[TASK GOAL]:
Type every record exactly as it appears.
▼▼▼
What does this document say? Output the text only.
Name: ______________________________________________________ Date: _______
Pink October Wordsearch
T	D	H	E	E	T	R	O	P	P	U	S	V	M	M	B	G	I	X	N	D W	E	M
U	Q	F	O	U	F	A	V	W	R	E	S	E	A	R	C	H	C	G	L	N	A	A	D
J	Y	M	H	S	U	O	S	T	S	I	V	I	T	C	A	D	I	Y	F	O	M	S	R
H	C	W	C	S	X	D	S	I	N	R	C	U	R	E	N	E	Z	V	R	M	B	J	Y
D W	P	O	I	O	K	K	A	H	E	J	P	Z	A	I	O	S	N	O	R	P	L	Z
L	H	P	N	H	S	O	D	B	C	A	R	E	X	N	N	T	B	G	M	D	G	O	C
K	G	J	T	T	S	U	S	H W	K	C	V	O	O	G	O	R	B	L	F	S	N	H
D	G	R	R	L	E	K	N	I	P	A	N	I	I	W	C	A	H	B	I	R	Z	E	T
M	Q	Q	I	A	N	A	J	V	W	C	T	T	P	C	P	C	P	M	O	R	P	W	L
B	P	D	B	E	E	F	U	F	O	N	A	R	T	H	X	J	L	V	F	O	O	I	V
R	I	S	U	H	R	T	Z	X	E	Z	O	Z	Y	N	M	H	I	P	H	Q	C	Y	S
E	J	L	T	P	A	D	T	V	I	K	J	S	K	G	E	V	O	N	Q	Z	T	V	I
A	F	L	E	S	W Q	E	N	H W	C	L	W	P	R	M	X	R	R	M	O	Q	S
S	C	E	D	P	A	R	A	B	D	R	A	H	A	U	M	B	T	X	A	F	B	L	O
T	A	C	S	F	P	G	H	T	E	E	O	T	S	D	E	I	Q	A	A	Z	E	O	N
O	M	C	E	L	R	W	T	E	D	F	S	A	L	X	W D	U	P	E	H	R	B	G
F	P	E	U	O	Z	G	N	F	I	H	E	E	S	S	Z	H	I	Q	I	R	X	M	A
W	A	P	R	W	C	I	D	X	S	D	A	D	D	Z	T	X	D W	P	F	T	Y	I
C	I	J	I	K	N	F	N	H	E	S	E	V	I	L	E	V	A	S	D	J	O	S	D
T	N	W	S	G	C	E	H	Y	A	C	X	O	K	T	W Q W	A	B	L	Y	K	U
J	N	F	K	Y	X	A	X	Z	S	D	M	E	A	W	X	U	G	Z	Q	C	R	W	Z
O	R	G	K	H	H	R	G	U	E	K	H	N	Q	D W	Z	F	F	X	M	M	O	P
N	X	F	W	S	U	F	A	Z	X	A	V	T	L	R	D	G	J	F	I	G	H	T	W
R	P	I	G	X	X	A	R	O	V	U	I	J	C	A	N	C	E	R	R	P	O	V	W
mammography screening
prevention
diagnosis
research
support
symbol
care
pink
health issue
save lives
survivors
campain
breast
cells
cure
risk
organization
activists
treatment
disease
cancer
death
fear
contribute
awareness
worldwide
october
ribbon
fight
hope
▲▲▲
[FINISHED ANSWER]:
What does this document say? Output the text only.
Name: ______________________________________________________ Date: _______
Pink October Wordsearch
T	D	H	E	E	T	R	O	P	P	U	S	V	M	M	B	G	I	X	N	D W	E	M
U	Q	F	O	U	F	A	V	W	R	E	S	E	A	R	C	H	C	G	L	N	A	A	D
J	Y	M	H	S	U	O	S	T	S	I	V	I	T	C	A	D	I	Y	F	O	M	S	R
H	C	W	C	S	X	D	S	I	N	R	C	U	R	E	N	E	Z	V	R	M	B	J	Y
D W	P	O	I	O	K	K	A	H	E	J	P	Z	A	I	O	S	N	O	R	P	L	Z
L	H	P	N	H	S	O	D	B	C	A	R	E	X	N	N	T	B	G	M	D	G	O	C
K	G	J	T	T	S	U	S	H W	K	C	V	O	O	G	O	R	B	L	F	S	N	H
D	G	R	R	L	E	K	N	I	P	A	N	I	I	W	C	A	H	B	I	R	Z	E	T
M	Q	Q	I	A	N	A	J	V	W	C	T	T	P	C	P	C	P	M	O	R	P	W	L
B	P	D	B	E	E	F	U	F	O	N	A	R	T	H	X	J	L	V	F	O	O	I	V
R	I	S	U	H	R	T	Z	X	E	Z	O	Z	Y	N	M	H	I	P	H	Q	C	Y	S
E	J	L	T	P	A	D	T	V	I	K	J	S	K	G	E	V	O	N	Q	Z	T	V	I
A	F	L	E	S	W Q	E	N	H W	C	L	W	P	R	M	X	R	R	M	O	Q	S
S	C	E	D	P	A	R	A	B	D	R	A	H	A	U	M	B	T	X	A	F	B	L	O
T	A	C	S	F	P	G	H	T	E	E	O	T	S	D	E	I	Q	A	A	Z	E	O	N
O	M	C	E	L	R	W	T	E	D	F	S	A	L	X	W D	U	P	E	H	R	B	G
F	P	E	U	O	Z	G	N	F	I	H	E	E	S	S	Z	H	I	Q	I	R	X	M	A
W	A	P	R	W	C	I	D	X	S	D	A	D	D	Z	T	X	D W	P	F	T	Y	I
C	I	J	I	K	N	F	N	H	E	S	E	V	I	L	E	V	A	S	D	J	O	S	D
T	N	W	S	G	C	E	H	Y	A	C	X	O	K	T	W Q W	A	B	L	Y	K	U
J	N	F	K	Y	X	A	X	Z	S	D	M	E	A	W	X	U	G	Z	Q	C	R	W	Z
O	R	G	K	H	H	R	G	U	E	K	H	N	Q	D W	Z	F	F	X	M	M	O	P
N	X	F	W	S	U	F	A	Z	X	A	V	T	L	R	D	G	J	F	I	G	H	T	W
R	P	I	G	X	X	A	R	O	V	U	I	J	C	A	N	C	E	R	R	P	O	V	W
mammography screening
prevention
diagnosis
research
support
symbol
care
pink
health issue
save lives
survivors
campain
breast
cells
cure
risk
organization
activists
treatment
disease
cancer
death
fear
contribute
awareness
worldwide
october
ribbon
fight
hope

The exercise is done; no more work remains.